• OBJECTIVE
Here are some records; copy every line that holds the word "moment".

[Items from a data source]
########

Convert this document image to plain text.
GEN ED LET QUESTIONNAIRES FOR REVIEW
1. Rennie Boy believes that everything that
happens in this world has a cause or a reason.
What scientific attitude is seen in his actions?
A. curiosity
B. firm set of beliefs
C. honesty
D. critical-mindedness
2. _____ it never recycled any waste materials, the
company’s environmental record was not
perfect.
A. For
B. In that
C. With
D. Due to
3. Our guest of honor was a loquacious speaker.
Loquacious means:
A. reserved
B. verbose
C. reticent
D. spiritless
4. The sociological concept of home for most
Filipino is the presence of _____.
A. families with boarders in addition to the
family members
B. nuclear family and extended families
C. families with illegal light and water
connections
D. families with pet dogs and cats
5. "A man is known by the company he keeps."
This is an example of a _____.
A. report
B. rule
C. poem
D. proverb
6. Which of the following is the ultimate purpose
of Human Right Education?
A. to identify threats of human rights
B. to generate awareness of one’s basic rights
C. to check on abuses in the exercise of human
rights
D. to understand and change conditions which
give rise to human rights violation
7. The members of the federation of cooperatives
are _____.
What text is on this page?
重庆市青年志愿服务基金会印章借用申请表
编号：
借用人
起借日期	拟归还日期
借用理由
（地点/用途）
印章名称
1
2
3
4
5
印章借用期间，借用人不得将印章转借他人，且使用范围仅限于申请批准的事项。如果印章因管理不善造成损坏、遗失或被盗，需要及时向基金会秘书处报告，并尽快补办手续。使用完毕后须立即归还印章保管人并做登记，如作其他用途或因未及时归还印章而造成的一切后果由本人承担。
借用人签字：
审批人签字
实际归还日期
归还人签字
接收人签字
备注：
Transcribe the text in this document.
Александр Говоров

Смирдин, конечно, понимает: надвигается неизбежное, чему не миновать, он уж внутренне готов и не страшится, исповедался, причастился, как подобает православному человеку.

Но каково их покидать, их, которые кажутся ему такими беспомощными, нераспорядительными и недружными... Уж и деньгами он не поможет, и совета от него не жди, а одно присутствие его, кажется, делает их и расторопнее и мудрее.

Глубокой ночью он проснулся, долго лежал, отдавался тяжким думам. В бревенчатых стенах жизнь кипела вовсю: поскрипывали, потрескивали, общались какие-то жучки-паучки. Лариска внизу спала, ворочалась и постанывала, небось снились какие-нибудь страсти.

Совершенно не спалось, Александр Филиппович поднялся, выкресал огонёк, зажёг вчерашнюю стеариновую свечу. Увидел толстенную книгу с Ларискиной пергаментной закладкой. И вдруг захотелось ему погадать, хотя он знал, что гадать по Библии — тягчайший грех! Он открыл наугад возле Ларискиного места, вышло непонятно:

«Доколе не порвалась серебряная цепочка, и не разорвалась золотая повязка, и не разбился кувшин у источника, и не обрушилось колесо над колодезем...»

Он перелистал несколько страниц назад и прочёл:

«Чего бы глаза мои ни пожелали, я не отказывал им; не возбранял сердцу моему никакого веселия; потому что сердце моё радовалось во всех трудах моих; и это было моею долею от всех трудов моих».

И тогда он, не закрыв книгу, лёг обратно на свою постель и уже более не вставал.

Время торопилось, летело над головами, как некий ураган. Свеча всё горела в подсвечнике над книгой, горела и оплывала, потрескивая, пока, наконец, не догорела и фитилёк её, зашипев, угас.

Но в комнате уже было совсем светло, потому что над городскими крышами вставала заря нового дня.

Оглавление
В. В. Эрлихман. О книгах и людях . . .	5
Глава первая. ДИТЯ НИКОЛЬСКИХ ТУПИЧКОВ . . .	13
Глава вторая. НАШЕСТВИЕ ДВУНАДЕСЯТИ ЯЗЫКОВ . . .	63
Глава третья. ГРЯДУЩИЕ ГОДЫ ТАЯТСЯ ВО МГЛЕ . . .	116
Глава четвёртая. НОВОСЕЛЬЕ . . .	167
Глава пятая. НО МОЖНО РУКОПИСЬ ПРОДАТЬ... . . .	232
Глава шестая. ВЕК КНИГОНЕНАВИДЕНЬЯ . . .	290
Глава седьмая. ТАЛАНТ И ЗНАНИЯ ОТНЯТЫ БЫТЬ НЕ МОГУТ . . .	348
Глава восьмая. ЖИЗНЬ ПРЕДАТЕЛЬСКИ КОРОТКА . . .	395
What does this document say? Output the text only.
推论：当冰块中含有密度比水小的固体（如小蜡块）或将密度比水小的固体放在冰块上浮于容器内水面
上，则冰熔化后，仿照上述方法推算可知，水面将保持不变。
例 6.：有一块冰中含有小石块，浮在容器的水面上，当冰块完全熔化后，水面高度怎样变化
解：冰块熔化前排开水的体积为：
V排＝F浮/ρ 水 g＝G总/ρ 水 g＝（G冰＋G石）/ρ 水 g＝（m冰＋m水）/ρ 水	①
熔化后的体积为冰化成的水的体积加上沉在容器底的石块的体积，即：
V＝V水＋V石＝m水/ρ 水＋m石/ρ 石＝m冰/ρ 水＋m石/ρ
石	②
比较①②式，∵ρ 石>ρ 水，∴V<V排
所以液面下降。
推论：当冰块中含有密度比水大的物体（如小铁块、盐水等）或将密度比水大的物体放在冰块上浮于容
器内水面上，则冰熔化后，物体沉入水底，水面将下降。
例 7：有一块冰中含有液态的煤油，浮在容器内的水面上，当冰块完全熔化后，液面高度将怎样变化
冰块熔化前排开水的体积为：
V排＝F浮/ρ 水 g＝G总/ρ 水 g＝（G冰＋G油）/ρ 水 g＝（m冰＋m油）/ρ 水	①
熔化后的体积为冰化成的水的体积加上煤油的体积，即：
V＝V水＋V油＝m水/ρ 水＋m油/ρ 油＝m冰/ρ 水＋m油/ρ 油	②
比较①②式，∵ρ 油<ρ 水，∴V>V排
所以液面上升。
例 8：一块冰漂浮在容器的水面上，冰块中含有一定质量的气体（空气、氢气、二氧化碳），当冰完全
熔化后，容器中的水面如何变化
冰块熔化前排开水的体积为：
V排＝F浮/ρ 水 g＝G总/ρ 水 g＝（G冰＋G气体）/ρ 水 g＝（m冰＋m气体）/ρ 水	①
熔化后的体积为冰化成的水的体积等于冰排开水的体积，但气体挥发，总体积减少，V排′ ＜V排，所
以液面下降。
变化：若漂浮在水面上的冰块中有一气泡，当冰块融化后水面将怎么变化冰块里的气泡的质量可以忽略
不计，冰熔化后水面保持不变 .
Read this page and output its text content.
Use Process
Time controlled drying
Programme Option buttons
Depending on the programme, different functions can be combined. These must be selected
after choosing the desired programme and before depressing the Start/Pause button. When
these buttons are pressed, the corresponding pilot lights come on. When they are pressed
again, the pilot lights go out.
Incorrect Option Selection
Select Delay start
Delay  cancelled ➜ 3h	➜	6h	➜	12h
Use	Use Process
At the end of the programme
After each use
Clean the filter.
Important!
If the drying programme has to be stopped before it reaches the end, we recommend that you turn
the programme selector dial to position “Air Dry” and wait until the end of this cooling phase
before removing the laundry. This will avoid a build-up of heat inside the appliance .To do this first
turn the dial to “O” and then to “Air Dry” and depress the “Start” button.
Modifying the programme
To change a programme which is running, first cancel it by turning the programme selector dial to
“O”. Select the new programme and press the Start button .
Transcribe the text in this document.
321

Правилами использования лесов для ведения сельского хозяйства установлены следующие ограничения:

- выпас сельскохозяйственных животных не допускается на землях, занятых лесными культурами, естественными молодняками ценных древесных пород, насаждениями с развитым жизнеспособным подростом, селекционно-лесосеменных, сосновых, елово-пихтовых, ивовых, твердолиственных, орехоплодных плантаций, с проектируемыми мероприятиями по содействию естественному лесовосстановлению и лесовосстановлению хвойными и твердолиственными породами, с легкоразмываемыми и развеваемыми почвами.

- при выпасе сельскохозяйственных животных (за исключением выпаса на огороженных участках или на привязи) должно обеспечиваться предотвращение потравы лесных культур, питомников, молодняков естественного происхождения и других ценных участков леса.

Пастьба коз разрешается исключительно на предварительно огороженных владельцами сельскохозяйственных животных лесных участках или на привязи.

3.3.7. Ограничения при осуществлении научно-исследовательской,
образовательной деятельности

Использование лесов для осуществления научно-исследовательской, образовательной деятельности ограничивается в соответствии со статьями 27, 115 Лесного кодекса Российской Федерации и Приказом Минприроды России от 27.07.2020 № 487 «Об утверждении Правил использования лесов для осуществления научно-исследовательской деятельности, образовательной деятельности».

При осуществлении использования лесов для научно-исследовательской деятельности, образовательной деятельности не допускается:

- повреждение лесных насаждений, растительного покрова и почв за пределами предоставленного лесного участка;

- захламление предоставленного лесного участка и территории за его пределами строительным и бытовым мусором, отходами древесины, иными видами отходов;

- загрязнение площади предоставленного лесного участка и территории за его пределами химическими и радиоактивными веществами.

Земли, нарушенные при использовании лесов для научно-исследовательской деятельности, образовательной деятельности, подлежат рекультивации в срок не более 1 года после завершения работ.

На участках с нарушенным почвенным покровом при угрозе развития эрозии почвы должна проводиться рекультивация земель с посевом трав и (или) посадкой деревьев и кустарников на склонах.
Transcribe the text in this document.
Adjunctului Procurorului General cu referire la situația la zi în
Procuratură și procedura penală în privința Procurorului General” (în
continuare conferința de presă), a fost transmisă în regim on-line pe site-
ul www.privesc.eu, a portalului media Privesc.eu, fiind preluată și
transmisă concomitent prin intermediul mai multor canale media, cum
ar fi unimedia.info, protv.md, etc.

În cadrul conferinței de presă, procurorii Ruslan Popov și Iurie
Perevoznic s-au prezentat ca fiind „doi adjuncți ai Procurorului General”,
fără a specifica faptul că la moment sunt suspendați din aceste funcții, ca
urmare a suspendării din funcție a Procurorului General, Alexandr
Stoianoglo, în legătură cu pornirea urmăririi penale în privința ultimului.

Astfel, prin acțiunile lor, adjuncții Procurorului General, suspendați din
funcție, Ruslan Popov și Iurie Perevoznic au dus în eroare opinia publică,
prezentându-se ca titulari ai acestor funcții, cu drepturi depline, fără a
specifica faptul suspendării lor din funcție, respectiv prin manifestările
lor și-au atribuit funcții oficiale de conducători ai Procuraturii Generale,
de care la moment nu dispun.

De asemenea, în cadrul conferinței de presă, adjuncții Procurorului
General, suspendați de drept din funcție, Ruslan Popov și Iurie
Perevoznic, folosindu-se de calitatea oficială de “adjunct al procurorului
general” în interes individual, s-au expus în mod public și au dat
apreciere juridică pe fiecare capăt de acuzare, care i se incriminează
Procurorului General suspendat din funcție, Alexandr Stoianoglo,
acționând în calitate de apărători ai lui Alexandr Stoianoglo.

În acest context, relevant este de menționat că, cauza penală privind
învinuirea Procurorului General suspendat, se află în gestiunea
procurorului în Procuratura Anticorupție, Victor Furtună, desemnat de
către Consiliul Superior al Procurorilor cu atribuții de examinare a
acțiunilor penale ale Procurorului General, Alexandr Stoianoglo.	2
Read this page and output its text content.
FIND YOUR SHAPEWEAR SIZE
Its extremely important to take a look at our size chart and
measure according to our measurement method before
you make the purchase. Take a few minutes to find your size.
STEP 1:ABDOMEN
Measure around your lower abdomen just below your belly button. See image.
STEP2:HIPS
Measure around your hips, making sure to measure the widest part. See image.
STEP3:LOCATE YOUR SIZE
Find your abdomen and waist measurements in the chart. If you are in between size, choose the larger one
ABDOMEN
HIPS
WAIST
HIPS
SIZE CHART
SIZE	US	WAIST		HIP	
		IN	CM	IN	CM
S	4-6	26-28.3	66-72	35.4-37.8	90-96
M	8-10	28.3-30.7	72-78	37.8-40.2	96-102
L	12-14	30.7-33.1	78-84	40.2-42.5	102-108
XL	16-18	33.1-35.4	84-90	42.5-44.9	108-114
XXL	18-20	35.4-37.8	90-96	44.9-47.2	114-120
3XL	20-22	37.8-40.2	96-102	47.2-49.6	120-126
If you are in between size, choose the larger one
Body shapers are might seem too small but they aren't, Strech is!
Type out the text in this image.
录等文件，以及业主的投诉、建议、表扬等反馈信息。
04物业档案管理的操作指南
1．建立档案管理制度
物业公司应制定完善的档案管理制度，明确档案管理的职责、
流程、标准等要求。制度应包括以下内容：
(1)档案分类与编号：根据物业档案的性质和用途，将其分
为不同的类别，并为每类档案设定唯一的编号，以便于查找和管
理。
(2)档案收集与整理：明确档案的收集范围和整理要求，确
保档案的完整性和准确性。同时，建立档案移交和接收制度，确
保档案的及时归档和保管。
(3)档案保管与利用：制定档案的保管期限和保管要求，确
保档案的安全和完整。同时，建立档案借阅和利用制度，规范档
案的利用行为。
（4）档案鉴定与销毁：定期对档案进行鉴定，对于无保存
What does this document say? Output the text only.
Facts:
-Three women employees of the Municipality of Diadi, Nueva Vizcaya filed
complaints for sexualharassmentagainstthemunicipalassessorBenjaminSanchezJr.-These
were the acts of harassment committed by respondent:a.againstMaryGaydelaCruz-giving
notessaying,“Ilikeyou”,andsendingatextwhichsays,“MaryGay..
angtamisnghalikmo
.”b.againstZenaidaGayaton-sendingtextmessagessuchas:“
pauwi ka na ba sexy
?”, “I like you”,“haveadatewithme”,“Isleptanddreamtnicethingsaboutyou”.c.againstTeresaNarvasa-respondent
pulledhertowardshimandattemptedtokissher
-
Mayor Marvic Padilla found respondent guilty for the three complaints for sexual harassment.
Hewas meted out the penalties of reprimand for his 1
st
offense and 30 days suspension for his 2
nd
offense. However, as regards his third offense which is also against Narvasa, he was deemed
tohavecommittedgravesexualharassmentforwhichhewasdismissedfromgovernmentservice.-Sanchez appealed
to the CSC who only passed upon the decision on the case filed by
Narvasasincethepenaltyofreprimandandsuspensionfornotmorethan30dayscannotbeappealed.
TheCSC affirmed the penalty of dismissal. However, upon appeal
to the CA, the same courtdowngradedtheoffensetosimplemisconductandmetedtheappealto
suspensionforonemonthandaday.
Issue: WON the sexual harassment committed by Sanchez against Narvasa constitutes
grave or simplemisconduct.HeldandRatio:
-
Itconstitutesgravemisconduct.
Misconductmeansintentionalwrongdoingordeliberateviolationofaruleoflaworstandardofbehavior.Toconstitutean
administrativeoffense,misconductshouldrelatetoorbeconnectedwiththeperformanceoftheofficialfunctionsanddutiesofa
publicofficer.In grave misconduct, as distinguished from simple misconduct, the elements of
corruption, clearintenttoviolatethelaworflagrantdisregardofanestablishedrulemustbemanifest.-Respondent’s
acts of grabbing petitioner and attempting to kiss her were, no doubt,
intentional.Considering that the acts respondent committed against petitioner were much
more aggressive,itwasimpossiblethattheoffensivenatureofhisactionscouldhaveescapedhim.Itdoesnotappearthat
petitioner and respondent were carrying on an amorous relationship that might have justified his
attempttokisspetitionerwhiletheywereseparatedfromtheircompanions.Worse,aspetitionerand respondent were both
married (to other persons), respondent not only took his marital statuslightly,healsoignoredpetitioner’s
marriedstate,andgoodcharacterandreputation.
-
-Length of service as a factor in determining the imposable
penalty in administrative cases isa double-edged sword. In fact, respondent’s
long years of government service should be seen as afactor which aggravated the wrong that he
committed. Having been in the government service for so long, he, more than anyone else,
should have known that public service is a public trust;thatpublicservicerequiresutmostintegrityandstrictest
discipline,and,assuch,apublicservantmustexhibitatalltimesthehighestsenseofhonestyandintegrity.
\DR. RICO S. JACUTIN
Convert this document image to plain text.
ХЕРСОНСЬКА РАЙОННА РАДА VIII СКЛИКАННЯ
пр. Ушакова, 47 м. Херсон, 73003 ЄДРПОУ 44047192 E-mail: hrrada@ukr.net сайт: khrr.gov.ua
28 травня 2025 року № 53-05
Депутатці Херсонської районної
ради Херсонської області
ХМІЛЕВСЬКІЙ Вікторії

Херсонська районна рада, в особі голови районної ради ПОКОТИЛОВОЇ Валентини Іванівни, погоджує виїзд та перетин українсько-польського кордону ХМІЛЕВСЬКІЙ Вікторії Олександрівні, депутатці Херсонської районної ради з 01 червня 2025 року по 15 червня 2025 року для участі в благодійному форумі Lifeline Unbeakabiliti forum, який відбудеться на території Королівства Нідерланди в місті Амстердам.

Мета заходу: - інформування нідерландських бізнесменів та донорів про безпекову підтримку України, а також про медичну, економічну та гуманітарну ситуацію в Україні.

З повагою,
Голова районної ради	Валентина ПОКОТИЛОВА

########

• RESULT BELOW
fără a specifica faptul că la moment sunt suspendați din aceste funcții, ca
de care la moment nu dispun.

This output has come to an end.